### INSTRUCTIONS TO FOLLOW
Write the records below out again exactly as given, with no images.

........

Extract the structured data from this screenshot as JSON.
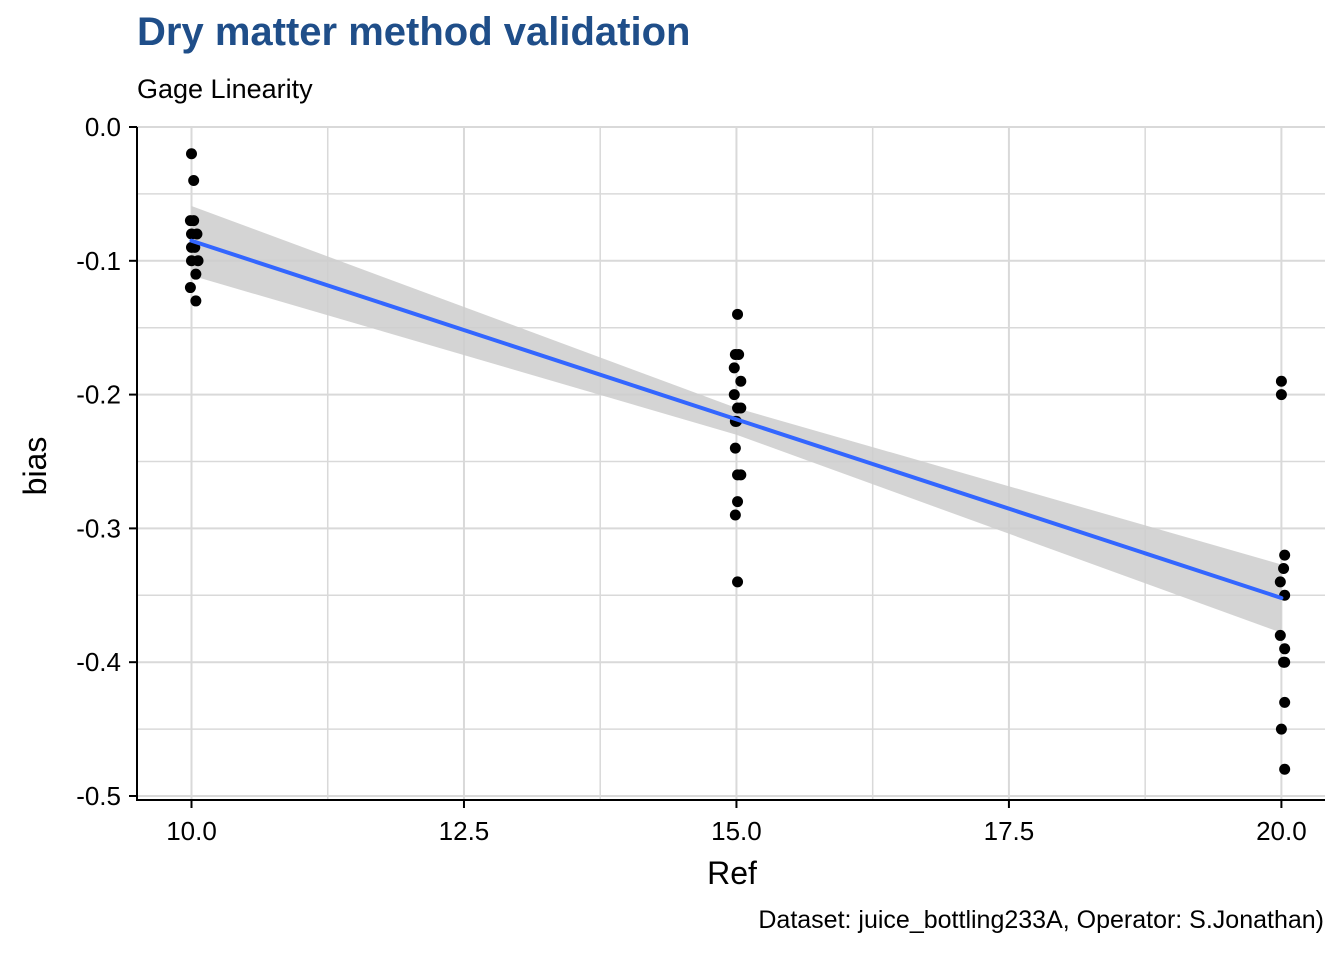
{
  "chart_data": {
    "type": "scatter",
    "title": "Dry matter method validation",
    "subtitle": "Gage Linearity",
    "caption": "Dataset: juice_bottling233A, Operator: S.Jonathan)",
    "xlabel": "Ref",
    "ylabel": "bias",
    "xlim": [
      9.5,
      20.4
    ],
    "ylim": [
      -0.503,
      0.0
    ],
    "x_ticks": [
      "10.0",
      "12.5",
      "15.0",
      "17.5",
      "20.0"
    ],
    "y_ticks": [
      "0.0",
      "-0.1",
      "-0.2",
      "-0.3",
      "-0.4",
      "-0.5"
    ],
    "grid": true,
    "points": [
      {
        "x": 10.0,
        "y": -0.02
      },
      {
        "x": 10.02,
        "y": -0.04
      },
      {
        "x": 9.99,
        "y": -0.07
      },
      {
        "x": 10.02,
        "y": -0.07
      },
      {
        "x": 10.0,
        "y": -0.08
      },
      {
        "x": 10.05,
        "y": -0.08
      },
      {
        "x": 10.0,
        "y": -0.09
      },
      {
        "x": 10.03,
        "y": -0.09
      },
      {
        "x": 10.0,
        "y": -0.1
      },
      {
        "x": 10.06,
        "y": -0.1
      },
      {
        "x": 10.04,
        "y": -0.11
      },
      {
        "x": 9.99,
        "y": -0.12
      },
      {
        "x": 10.04,
        "y": -0.13
      },
      {
        "x": 15.01,
        "y": -0.14
      },
      {
        "x": 14.99,
        "y": -0.17
      },
      {
        "x": 15.02,
        "y": -0.17
      },
      {
        "x": 14.98,
        "y": -0.18
      },
      {
        "x": 15.04,
        "y": -0.19
      },
      {
        "x": 14.98,
        "y": -0.2
      },
      {
        "x": 15.01,
        "y": -0.21
      },
      {
        "x": 15.04,
        "y": -0.21
      },
      {
        "x": 14.99,
        "y": -0.22
      },
      {
        "x": 15.0,
        "y": -0.22
      },
      {
        "x": 14.99,
        "y": -0.24
      },
      {
        "x": 15.01,
        "y": -0.26
      },
      {
        "x": 15.04,
        "y": -0.26
      },
      {
        "x": 15.01,
        "y": -0.28
      },
      {
        "x": 14.99,
        "y": -0.29
      },
      {
        "x": 15.01,
        "y": -0.34
      },
      {
        "x": 20.0,
        "y": -0.19
      },
      {
        "x": 20.0,
        "y": -0.2
      },
      {
        "x": 20.03,
        "y": -0.32
      },
      {
        "x": 20.02,
        "y": -0.33
      },
      {
        "x": 19.99,
        "y": -0.34
      },
      {
        "x": 20.03,
        "y": -0.35
      },
      {
        "x": 19.99,
        "y": -0.38
      },
      {
        "x": 20.03,
        "y": -0.39
      },
      {
        "x": 20.02,
        "y": -0.4
      },
      {
        "x": 20.03,
        "y": -0.4
      },
      {
        "x": 20.03,
        "y": -0.43
      },
      {
        "x": 20.0,
        "y": -0.45
      },
      {
        "x": 20.03,
        "y": -0.48
      }
    ],
    "fit_line": {
      "x": [
        10.0,
        20.0
      ],
      "y": [
        -0.085,
        -0.352
      ]
    },
    "confidence_band": {
      "x": [
        10.0,
        15.0,
        20.0
      ],
      "upper": [
        -0.059,
        -0.21,
        -0.327
      ],
      "lower": [
        -0.111,
        -0.23,
        -0.378
      ]
    },
    "colors": {
      "title": "#1f4e89",
      "points": "#000000",
      "fit_line": "#3366ff",
      "band": "#cccccc",
      "grid": "#d9d9d9"
    }
  }
}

........

### SOLUTION
Extract the structured data from this screenshot as JSON.
{
  "chart_data": {
    "type": "scatter",
    "title": "Dry matter method validation",
    "subtitle": "Gage Linearity",
    "caption": "Dataset: juice_bottling233A, Operator: S.Jonathan)",
    "xlabel": "Ref",
    "ylabel": "bias",
    "xlim": [
      9.5,
      20.4
    ],
    "ylim": [
      -0.503,
      0.0
    ],
    "x_ticks": [
      "10.0",
      "12.5",
      "15.0",
      "17.5",
      "20.0"
    ],
    "y_ticks": [
      "0.0",
      "-0.1",
      "-0.2",
      "-0.3",
      "-0.4",
      "-0.5"
    ],
    "grid": true,
    "points": [
      {
        "x": 10.0,
        "y": -0.02
      },
      {
        "x": 10.02,
        "y": -0.04
      },
      {
        "x": 9.99,
        "y": -0.07
      },
      {
        "x": 10.02,
        "y": -0.07
      },
      {
        "x": 10.0,
        "y": -0.08
      },
      {
        "x": 10.05,
        "y": -0.08
      },
      {
        "x": 10.0,
        "y": -0.09
      },
      {
        "x": 10.03,
        "y": -0.09
      },
      {
        "x": 10.0,
        "y": -0.1
      },
      {
        "x": 10.06,
        "y": -0.1
      },
      {
        "x": 10.04,
        "y": -0.11
      },
      {
        "x": 9.99,
        "y": -0.12
      },
      {
        "x": 10.04,
        "y": -0.13
      },
      {
        "x": 15.01,
        "y": -0.14
      },
      {
        "x": 14.99,
        "y": -0.17
      },
      {
        "x": 15.02,
        "y": -0.17
      },
      {
        "x": 14.98,
        "y": -0.18
      },
      {
        "x": 15.04,
        "y": -0.19
      },
      {
        "x": 14.98,
        "y": -0.2
      },
      {
        "x": 15.01,
        "y": -0.21
      },
      {
        "x": 15.04,
        "y": -0.21
      },
      {
        "x": 14.99,
        "y": -0.22
      },
      {
        "x": 15.0,
        "y": -0.22
      },
      {
        "x": 14.99,
        "y": -0.24
      },
      {
        "x": 15.01,
        "y": -0.26
      },
      {
        "x": 15.04,
        "y": -0.26
      },
      {
        "x": 15.01,
        "y": -0.28
      },
      {
        "x": 14.99,
        "y": -0.29
      },
      {
        "x": 15.01,
        "y": -0.34
      },
      {
        "x": 20.0,
        "y": -0.19
      },
      {
        "x": 20.0,
        "y": -0.2
      },
      {
        "x": 20.03,
        "y": -0.32
      },
      {
        "x": 20.02,
        "y": -0.33
      },
      {
        "x": 19.99,
        "y": -0.34
      },
      {
        "x": 20.03,
        "y": -0.35
      },
      {
        "x": 19.99,
        "y": -0.38
      },
      {
        "x": 20.03,
        "y": -0.39
      },
      {
        "x": 20.02,
        "y": -0.4
      },
      {
        "x": 20.03,
        "y": -0.4
      },
      {
        "x": 20.03,
        "y": -0.43
      },
      {
        "x": 20.0,
        "y": -0.45
      },
      {
        "x": 20.03,
        "y": -0.48
      }
    ],
    "fit_line": {
      "x": [
        10.0,
        20.0
      ],
      "y": [
        -0.085,
        -0.352
      ]
    },
    "confidence_band": {
      "x": [
        10.0,
        15.0,
        20.0
      ],
      "upper": [
        -0.059,
        -0.21,
        -0.327
      ],
      "lower": [
        -0.111,
        -0.23,
        -0.378
      ]
    },
    "colors": {
      "title": "#1f4e89",
      "points": "#000000",
      "fit_line": "#3366ff",
      "band": "#cccccc",
      "grid": "#d9d9d9"
    }
  }
}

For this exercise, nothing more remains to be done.